• PROVIDED DATA:
[BEGIN]

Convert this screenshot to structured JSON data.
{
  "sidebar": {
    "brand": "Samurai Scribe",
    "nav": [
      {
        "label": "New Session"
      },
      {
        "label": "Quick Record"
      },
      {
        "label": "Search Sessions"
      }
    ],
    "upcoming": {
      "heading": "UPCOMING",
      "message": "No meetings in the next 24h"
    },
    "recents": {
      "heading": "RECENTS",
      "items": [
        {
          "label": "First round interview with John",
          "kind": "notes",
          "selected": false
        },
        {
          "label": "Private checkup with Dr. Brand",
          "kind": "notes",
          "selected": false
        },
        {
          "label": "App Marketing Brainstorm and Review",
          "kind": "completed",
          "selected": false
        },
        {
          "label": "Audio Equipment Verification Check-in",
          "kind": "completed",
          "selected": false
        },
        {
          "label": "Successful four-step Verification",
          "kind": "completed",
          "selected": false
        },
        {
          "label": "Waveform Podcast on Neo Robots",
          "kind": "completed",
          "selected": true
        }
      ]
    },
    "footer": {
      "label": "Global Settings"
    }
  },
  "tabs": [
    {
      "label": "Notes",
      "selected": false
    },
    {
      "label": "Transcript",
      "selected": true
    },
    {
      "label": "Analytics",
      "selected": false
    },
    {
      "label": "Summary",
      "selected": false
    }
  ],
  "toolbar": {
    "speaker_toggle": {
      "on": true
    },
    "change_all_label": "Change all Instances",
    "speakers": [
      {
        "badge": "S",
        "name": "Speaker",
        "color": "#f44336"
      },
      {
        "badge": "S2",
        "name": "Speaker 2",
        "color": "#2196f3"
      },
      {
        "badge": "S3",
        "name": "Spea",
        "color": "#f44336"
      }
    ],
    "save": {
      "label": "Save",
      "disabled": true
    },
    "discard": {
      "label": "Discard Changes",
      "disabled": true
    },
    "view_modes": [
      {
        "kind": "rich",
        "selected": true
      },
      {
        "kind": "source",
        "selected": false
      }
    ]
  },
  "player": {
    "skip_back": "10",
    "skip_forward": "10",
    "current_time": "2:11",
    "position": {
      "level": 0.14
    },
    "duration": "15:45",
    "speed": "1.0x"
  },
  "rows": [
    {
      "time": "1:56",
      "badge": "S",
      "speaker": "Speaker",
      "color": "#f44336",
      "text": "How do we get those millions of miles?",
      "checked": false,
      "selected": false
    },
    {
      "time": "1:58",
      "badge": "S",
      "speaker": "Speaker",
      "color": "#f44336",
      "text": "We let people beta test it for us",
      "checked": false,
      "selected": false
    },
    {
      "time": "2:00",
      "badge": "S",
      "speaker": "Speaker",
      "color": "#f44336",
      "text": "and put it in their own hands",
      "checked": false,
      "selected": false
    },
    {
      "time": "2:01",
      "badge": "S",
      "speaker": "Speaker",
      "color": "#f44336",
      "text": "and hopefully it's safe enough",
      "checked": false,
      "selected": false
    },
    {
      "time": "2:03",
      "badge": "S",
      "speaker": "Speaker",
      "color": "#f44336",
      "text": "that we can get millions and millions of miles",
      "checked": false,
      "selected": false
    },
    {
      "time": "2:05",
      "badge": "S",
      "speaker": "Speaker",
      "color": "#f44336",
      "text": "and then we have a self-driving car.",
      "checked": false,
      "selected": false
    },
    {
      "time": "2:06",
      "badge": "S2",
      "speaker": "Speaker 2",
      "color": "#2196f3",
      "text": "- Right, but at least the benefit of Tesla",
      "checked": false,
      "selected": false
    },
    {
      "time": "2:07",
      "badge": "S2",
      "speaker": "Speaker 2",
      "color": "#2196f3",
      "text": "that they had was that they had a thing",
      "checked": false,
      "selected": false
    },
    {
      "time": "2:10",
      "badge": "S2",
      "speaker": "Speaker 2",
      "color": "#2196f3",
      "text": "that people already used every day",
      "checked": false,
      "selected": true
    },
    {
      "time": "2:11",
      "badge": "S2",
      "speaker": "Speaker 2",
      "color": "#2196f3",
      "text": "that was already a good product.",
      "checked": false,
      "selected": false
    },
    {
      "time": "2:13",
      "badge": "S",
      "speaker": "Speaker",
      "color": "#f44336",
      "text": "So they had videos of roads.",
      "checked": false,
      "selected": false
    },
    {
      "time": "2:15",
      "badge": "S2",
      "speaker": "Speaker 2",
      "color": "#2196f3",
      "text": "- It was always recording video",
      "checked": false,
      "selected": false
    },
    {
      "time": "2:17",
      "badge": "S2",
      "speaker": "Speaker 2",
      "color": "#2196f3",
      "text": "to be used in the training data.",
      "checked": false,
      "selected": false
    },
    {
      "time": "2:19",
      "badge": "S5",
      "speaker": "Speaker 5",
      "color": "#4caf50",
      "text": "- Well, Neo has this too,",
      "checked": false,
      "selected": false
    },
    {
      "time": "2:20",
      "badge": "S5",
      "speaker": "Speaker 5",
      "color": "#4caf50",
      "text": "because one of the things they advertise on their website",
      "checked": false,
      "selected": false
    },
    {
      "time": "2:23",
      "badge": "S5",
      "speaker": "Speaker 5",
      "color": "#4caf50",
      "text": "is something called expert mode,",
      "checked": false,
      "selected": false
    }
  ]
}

[END]

For the material, find the number of lines holding the word "Verification" and give that figure and nothing more.

2